**The request**
Write out the records beneath this line exactly as they appear, minus any images.

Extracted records
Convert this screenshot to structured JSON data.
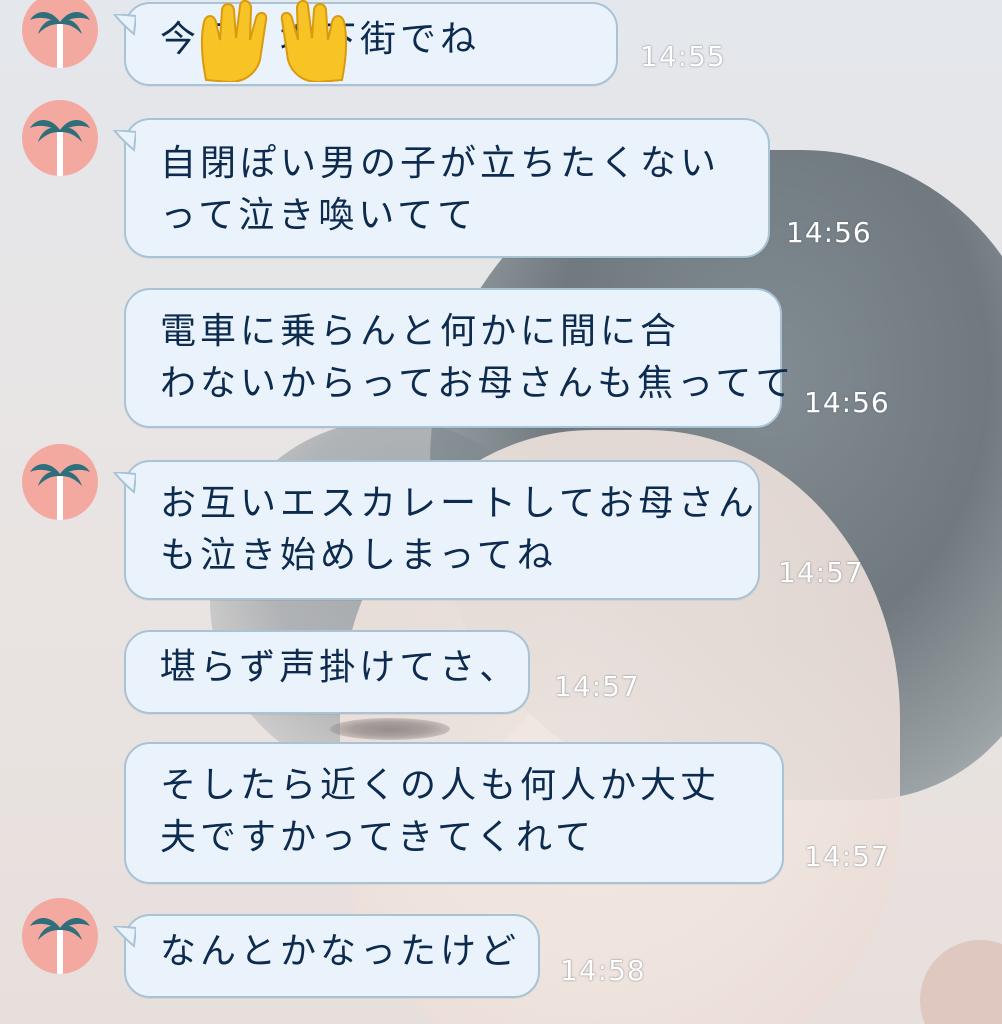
{
  "messages": [
    {
      "lines": [
        "今日、地下街でね"
      ],
      "time": "14:55",
      "avatar": true,
      "sticker": "raising-hands-emoji"
    },
    {
      "lines": [
        "自閉ぽい男の子が立ちたくない",
        "って泣き喚いてて"
      ],
      "time": "14:56",
      "avatar": true
    },
    {
      "lines": [
        "電車に乗らんと何かに間に合",
        "わないからってお母さんも焦ってて"
      ],
      "time": "14:56",
      "avatar": false
    },
    {
      "lines": [
        "お互いエスカレートしてお母さん",
        "も泣き始めしまってね"
      ],
      "time": "14:57",
      "avatar": true
    },
    {
      "lines": [
        "堪らず声掛けてさ、"
      ],
      "time": "14:57",
      "avatar": false
    },
    {
      "lines": [
        "そしたら近くの人も何人か大丈",
        "夫ですかってきてくれて"
      ],
      "time": "14:57",
      "avatar": false
    },
    {
      "lines": [
        "なんとかなったけど"
      ],
      "time": "14:58",
      "avatar": true
    }
  ],
  "avatar_icon": "palm-tree-icon",
  "colors": {
    "bubble_bg": "#eaf3fb",
    "bubble_border": "#a9c3d6",
    "text": "#0d2b4e",
    "avatar_bg": "#f3a9a0",
    "palm": "#2f6f7c",
    "time": "#ffffff"
  }
}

**Exercise output**
Convert this screenshot to structured JSON data.
{
  "messages": [
    {
      "lines": [
        "今日、地下街でね"
      ],
      "time": "14:55",
      "avatar": true,
      "sticker": "raising-hands-emoji"
    },
    {
      "lines": [
        "自閉ぽい男の子が立ちたくない",
        "って泣き喚いてて"
      ],
      "time": "14:56",
      "avatar": true
    },
    {
      "lines": [
        "電車に乗らんと何かに間に合",
        "わないからってお母さんも焦ってて"
      ],
      "time": "14:56",
      "avatar": false
    },
    {
      "lines": [
        "お互いエスカレートしてお母さん",
        "も泣き始めしまってね"
      ],
      "time": "14:57",
      "avatar": true
    },
    {
      "lines": [
        "堪らず声掛けてさ、"
      ],
      "time": "14:57",
      "avatar": false
    },
    {
      "lines": [
        "そしたら近くの人も何人か大丈",
        "夫ですかってきてくれて"
      ],
      "time": "14:57",
      "avatar": false
    },
    {
      "lines": [
        "なんとかなったけど"
      ],
      "time": "14:58",
      "avatar": true
    }
  ],
  "avatar_icon": "palm-tree-icon",
  "colors": {
    "bubble_bg": "#eaf3fb",
    "bubble_border": "#a9c3d6",
    "text": "#0d2b4e",
    "avatar_bg": "#f3a9a0",
    "palm": "#2f6f7c",
    "time": "#ffffff"
  }
}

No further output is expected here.